Return the complete listing that follows, with each line reproduced exactly.

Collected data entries
============================================================
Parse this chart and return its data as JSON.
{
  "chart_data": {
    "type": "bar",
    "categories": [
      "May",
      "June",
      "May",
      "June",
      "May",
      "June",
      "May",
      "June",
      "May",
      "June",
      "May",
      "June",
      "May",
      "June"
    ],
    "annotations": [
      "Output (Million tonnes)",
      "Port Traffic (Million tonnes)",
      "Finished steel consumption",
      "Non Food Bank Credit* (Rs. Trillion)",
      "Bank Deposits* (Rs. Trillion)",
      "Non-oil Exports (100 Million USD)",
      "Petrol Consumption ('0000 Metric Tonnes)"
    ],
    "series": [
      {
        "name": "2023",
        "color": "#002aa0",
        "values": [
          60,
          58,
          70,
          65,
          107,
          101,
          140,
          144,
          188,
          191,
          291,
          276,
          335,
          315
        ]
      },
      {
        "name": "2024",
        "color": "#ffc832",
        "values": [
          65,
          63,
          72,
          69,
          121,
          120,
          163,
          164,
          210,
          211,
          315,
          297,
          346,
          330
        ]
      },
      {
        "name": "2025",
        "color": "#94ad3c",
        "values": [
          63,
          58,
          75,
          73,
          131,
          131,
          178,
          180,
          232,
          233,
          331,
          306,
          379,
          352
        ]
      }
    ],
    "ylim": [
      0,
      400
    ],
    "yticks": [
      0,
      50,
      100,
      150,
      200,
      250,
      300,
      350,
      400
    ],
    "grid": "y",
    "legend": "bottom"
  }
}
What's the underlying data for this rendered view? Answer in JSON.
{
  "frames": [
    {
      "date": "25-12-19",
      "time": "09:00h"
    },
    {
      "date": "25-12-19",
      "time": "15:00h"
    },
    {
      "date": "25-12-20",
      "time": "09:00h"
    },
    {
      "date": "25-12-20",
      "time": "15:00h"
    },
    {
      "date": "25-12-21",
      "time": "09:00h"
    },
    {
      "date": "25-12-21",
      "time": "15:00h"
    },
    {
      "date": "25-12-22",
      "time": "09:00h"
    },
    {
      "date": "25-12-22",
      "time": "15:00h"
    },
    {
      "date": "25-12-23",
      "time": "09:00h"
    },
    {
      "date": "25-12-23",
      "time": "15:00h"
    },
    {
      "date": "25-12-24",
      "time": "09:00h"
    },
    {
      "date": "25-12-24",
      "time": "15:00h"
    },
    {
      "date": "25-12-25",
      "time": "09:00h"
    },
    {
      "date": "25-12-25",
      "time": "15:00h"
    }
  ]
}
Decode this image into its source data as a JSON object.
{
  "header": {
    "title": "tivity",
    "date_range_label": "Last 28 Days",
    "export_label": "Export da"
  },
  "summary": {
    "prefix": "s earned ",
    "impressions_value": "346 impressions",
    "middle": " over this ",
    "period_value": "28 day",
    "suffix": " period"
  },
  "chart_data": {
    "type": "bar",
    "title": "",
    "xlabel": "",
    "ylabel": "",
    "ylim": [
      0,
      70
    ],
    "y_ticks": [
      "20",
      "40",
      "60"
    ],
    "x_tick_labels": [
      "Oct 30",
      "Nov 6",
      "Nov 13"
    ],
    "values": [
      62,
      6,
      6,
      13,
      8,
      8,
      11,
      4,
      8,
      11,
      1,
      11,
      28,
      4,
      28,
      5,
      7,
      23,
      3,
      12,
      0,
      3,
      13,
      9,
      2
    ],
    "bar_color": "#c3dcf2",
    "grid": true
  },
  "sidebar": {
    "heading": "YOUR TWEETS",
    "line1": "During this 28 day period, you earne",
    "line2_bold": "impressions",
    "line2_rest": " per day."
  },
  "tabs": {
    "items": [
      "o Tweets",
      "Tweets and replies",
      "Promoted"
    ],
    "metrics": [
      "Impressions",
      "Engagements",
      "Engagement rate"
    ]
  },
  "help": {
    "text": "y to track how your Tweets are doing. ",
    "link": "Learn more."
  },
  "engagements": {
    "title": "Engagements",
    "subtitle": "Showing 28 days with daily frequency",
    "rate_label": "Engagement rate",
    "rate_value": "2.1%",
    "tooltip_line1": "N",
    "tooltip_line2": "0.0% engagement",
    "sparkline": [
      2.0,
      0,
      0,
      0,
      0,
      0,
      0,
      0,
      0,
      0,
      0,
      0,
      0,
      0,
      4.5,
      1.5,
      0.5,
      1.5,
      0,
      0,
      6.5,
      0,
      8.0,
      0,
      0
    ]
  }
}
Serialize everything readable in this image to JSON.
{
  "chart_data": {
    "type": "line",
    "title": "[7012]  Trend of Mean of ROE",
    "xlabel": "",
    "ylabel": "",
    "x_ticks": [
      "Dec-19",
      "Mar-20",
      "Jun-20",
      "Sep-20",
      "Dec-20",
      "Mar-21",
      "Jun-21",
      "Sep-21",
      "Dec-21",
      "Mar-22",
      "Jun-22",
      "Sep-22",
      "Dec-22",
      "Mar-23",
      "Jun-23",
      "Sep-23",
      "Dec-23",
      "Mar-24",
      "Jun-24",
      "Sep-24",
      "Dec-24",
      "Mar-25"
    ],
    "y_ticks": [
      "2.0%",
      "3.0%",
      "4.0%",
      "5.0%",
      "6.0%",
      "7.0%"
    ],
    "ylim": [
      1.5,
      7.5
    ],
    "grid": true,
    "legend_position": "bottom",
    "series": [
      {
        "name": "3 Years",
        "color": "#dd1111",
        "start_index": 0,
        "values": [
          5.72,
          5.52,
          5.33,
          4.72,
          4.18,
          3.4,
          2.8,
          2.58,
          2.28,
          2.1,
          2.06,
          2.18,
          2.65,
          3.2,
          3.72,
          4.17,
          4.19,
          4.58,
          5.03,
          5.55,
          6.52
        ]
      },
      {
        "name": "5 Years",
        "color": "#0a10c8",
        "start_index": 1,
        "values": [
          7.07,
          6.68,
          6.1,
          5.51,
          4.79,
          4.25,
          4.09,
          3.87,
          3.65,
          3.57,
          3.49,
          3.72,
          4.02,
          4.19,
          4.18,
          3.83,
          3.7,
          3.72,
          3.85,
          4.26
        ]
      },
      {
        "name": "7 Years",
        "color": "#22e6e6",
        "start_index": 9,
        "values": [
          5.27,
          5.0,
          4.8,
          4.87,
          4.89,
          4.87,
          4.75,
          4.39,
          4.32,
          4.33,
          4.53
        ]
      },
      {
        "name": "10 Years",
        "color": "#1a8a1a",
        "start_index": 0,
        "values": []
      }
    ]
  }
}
============================================================
Expected output:
Parse this chart and return its data as JSON.
{
  "chart_data": {
    "type": "bar",
    "categories": [
      "May",
      "June",
      "May",
      "June",
      "May",
      "June",
      "May",
      "June",
      "May",
      "June",
      "May",
      "June",
      "May",
      "June"
    ],
    "annotations": [
      "Output (Million tonnes)",
      "Port Traffic (Million tonnes)",
      "Finished steel consumption",
      "Non Food Bank Credit* (Rs. Trillion)",
      "Bank Deposits* (Rs. Trillion)",
      "Non-oil Exports (100 Million USD)",
      "Petrol Consumption ('0000 Metric Tonnes)"
    ],
    "series": [
      {
        "name": "2023",
        "color": "#002aa0",
        "values": [
          60,
          58,
          70,
          65,
          107,
          101,
          140,
          144,
          188,
          191,
          291,
          276,
          335,
          315
        ]
      },
      {
        "name": "2024",
        "color": "#ffc832",
        "values": [
          65,
          63,
          72,
          69,
          121,
          120,
          163,
          164,
          210,
          211,
          315,
          297,
          346,
          330
        ]
      },
      {
        "name": "2025",
        "color": "#94ad3c",
        "values": [
          63,
          58,
          75,
          73,
          131,
          131,
          178,
          180,
          232,
          233,
          331,
          306,
          379,
          352
        ]
      }
    ],
    "ylim": [
      0,
      400
    ],
    "yticks": [
      0,
      50,
      100,
      150,
      200,
      250,
      300,
      350,
      400
    ],
    "grid": "y",
    "legend": "bottom"
  }
}
What's the underlying data for this rendered view? Answer in JSON.
{
  "frames": [
    {
      "date": "25-12-19",
      "time": "09:00h"
    },
    {
      "date": "25-12-19",
      "time": "15:00h"
    },
    {
      "date": "25-12-20",
      "time": "09:00h"
    },
    {
      "date": "25-12-20",
      "time": "15:00h"
    },
    {
      "date": "25-12-21",
      "time": "09:00h"
    },
    {
      "date": "25-12-21",
      "time": "15:00h"
    },
    {
      "date": "25-12-22",
      "time": "09:00h"
    },
    {
      "date": "25-12-22",
      "time": "15:00h"
    },
    {
      "date": "25-12-23",
      "time": "09:00h"
    },
    {
      "date": "25-12-23",
      "time": "15:00h"
    },
    {
      "date": "25-12-24",
      "time": "09:00h"
    },
    {
      "date": "25-12-24",
      "time": "15:00h"
    },
    {
      "date": "25-12-25",
      "time": "09:00h"
    },
    {
      "date": "25-12-25",
      "time": "15:00h"
    }
  ]
}
Decode this image into its source data as a JSON object.
{
  "header": {
    "title": "tivity",
    "date_range_label": "Last 28 Days",
    "export_label": "Export da"
  },
  "summary": {
    "prefix": "s earned ",
    "impressions_value": "346 impressions",
    "middle": " over this ",
    "period_value": "28 day",
    "suffix": " period"
  },
  "chart_data": {
    "type": "bar",
    "title": "",
    "xlabel": "",
    "ylabel": "",
    "ylim": [
      0,
      70
    ],
    "y_ticks": [
      "20",
      "40",
      "60"
    ],
    "x_tick_labels": [
      "Oct 30",
      "Nov 6",
      "Nov 13"
    ],
    "values": [
      62,
      6,
      6,
      13,
      8,
      8,
      11,
      4,
      8,
      11,
      1,
      11,
      28,
      4,
      28,
      5,
      7,
      23,
      3,
      12,
      0,
      3,
      13,
      9,
      2
    ],
    "bar_color": "#c3dcf2",
    "grid": true
  },
  "sidebar": {
    "heading": "YOUR TWEETS",
    "line1": "During this 28 day period, you earne",
    "line2_bold": "impressions",
    "line2_rest": " per day."
  },
  "tabs": {
    "items": [
      "o Tweets",
      "Tweets and replies",
      "Promoted"
    ],
    "metrics": [
      "Impressions",
      "Engagements",
      "Engagement rate"
    ]
  },
  "help": {
    "text": "y to track how your Tweets are doing. ",
    "link": "Learn more."
  },
  "engagements": {
    "title": "Engagements",
    "subtitle": "Showing 28 days with daily frequency",
    "rate_label": "Engagement rate",
    "rate_value": "2.1%",
    "tooltip_line1": "N",
    "tooltip_line2": "0.0% engagement",
    "sparkline": [
      2.0,
      0,
      0,
      0,
      0,
      0,
      0,
      0,
      0,
      0,
      0,
      0,
      0,
      0,
      4.5,
      1.5,
      0.5,
      1.5,
      0,
      0,
      6.5,
      0,
      8.0,
      0,
      0
    ]
  }
}
Serialize everything readable in this image to JSON.
{
  "chart_data": {
    "type": "line",
    "title": "[7012]  Trend of Mean of ROE",
    "xlabel": "",
    "ylabel": "",
    "x_ticks": [
      "Dec-19",
      "Mar-20",
      "Jun-20",
      "Sep-20",
      "Dec-20",
      "Mar-21",
      "Jun-21",
      "Sep-21",
      "Dec-21",
      "Mar-22",
      "Jun-22",
      "Sep-22",
      "Dec-22",
      "Mar-23",
      "Jun-23",
      "Sep-23",
      "Dec-23",
      "Mar-24",
      "Jun-24",
      "Sep-24",
      "Dec-24",
      "Mar-25"
    ],
    "y_ticks": [
      "2.0%",
      "3.0%",
      "4.0%",
      "5.0%",
      "6.0%",
      "7.0%"
    ],
    "ylim": [
      1.5,
      7.5
    ],
    "grid": true,
    "legend_position": "bottom",
    "series": [
      {
        "name": "3 Years",
        "color": "#dd1111",
        "start_index": 0,
        "values": [
          5.72,
          5.52,
          5.33,
          4.72,
          4.18,
          3.4,
          2.8,
          2.58,
          2.28,
          2.1,
          2.06,
          2.18,
          2.65,
          3.2,
          3.72,
          4.17,
          4.19,
          4.58,
          5.03,
          5.55,
          6.52
        ]
      },
      {
        "name": "5 Years",
        "color": "#0a10c8",
        "start_index": 1,
        "values": [
          7.07,
          6.68,
          6.1,
          5.51,
          4.79,
          4.25,
          4.09,
          3.87,
          3.65,
          3.57,
          3.49,
          3.72,
          4.02,
          4.19,
          4.18,
          3.83,
          3.7,
          3.72,
          3.85,
          4.26
        ]
      },
      {
        "name": "7 Years",
        "color": "#22e6e6",
        "start_index": 9,
        "values": [
          5.27,
          5.0,
          4.8,
          4.87,
          4.89,
          4.87,
          4.75,
          4.39,
          4.32,
          4.33,
          4.53
        ]
      },
      {
        "name": "10 Years",
        "color": "#1a8a1a",
        "start_index": 0,
        "values": []
      }
    ]
  }
}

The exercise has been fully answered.